[Text segment Boundary: Start]

Gladys Levis Allen

(1921 - 1996)

Everyone who knew Gladys Levis Allen admired and loved her because her life seemed a perfect work of art. Her devotion to those closest to her, her own family, filled their lives with the richness of love and sharing. Indeed, their shared endeavors and experiences and achievements seemed to have an almost radiant intensity; and thus in a way not achieved by most families, theirs served as a very model for the meaning of family. Moreover, Gladys's interest in and concern for others was such that a great many of the people who knew her felt that they had been included in a special kind of extended family. And between the primary strands of the web of friends and fans of Gladys were spun a great many further friendships. Gladys's passion for the natural world was deep. Among the ways it was expressed at a personal level were ranching, farming, gardening, traveling and scientific and medical studies. Added to love of nature, her sense of history and prehistory, literature, and art led her through many adventures in six continents, and was the wellspring of an original collection of writings and paintings from the West at the time of the American expansion. The same joy of living and exhuberant, generous, unfailing love of people that lead to her innumerable warm personal friendships gave rise to imaginative philanthropies to improve life in her community and country and to preserve the natural world for future generations. Examples were the transformation of a tract of prairie on the family ranch in the Dakotas into Cross Ranch State Park and the establishment of a scenic easement along the Mississippi Bluffs near her much-loved home town of Alton. As an alumna of Washington University, she served on its Board of Trustees for many years. She and her family made many other valued contributions of both service and finance to the school.

[Text segment Boundary: End]

Problem: Please condense the paragraph in the tribute to Gladys Levis Allen that begins "Everyone who knew Gladys Levis Allen" into a short summary or a bulleted list, keeping its main facts. The listing isn't needed for this task.

[Supplied material Boundary: Start]

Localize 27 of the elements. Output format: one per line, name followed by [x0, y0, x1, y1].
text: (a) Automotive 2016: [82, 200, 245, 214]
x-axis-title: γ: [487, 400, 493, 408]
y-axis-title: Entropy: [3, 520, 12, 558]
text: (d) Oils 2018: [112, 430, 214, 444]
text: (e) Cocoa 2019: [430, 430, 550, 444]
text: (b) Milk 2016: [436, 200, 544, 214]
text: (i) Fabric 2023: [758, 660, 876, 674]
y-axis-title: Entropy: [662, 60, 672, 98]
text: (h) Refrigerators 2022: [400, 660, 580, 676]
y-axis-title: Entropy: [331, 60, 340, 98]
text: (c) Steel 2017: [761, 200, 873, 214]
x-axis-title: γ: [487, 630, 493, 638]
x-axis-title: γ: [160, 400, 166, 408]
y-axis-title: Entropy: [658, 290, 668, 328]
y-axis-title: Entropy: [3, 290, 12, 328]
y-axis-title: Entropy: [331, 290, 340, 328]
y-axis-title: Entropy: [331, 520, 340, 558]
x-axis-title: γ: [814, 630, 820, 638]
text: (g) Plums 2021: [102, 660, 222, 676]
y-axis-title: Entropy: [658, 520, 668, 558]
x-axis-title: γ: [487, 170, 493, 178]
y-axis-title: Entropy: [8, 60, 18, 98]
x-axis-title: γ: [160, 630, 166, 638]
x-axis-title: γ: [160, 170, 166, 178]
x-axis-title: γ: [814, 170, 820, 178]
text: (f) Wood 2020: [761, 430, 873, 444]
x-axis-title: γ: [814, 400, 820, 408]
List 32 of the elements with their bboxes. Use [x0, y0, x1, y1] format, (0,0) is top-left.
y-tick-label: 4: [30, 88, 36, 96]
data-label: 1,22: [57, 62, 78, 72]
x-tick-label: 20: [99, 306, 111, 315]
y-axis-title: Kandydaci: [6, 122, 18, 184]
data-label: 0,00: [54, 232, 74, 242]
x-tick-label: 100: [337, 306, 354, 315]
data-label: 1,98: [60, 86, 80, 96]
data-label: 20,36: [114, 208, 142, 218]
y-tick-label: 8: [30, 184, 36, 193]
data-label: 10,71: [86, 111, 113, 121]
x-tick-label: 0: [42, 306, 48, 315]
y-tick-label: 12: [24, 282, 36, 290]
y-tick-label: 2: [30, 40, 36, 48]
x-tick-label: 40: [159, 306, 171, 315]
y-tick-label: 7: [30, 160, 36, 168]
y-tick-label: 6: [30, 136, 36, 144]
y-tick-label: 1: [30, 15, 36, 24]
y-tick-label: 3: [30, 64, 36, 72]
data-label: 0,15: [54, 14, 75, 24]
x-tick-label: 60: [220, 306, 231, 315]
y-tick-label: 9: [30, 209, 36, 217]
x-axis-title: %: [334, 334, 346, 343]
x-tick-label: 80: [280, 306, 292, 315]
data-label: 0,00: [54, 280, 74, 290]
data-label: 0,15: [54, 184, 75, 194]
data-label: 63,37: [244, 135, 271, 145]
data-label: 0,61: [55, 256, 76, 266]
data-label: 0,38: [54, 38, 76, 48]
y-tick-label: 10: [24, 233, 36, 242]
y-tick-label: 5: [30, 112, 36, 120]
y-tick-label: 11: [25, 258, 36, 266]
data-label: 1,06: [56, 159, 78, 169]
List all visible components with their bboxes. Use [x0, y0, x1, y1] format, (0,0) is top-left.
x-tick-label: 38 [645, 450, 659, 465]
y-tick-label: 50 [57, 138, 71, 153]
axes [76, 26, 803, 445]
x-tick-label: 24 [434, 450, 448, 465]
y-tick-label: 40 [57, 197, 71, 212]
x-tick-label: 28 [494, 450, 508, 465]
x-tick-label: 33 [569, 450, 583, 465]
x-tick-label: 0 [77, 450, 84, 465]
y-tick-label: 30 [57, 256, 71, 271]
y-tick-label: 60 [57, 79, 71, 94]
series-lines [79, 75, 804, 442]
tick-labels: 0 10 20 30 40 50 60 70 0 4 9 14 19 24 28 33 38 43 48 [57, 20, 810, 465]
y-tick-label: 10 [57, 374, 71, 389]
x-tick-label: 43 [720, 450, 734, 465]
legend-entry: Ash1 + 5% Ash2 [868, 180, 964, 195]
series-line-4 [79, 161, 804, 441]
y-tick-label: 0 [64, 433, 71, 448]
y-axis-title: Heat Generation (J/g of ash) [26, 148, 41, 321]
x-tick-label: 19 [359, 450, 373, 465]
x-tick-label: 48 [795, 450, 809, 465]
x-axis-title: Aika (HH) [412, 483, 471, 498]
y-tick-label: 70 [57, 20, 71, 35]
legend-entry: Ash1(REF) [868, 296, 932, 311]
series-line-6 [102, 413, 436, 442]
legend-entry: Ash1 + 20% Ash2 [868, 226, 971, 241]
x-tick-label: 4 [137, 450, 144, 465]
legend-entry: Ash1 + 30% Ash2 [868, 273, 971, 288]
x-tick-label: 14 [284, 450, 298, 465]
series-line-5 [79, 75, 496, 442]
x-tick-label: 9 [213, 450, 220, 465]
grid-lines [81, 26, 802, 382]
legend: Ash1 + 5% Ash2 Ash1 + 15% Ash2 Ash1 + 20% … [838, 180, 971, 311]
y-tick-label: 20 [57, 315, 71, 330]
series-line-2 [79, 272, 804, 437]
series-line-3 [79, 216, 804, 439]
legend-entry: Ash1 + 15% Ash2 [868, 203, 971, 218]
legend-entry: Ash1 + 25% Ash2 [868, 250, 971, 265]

[Supplied material Boundary: End]

Output of the exercise:
- Gladys Levis Allen was admired and loved by all who knew her. Her devotion to her family made it a model of what a family can be.
- Her concern for others made many people feel part of an extended family, and many further friendships grew from her circle.
- She had a deep passion for nature, expressed through ranching, farming, gardening, traveling, and scientific and medical studies.
- Her love of nature, together with her interest in history, prehistory, literature and art, took her on adventures across six continents. It also inspired her original collection of writings and paintings from the West during the American expansion.
- Her love of people led to philanthropies to improve her community and country and to preserve nature. These included:
  - turning prairie on the family ranch in the Dakotas into Cross Ranch State Park
  - establishing a scenic easement along the Mississippi Bluffs near her home town of Alton
- As a Washington University alumna, she served on its Board of Trustees for many years. She and her family gave the school much service and financial support.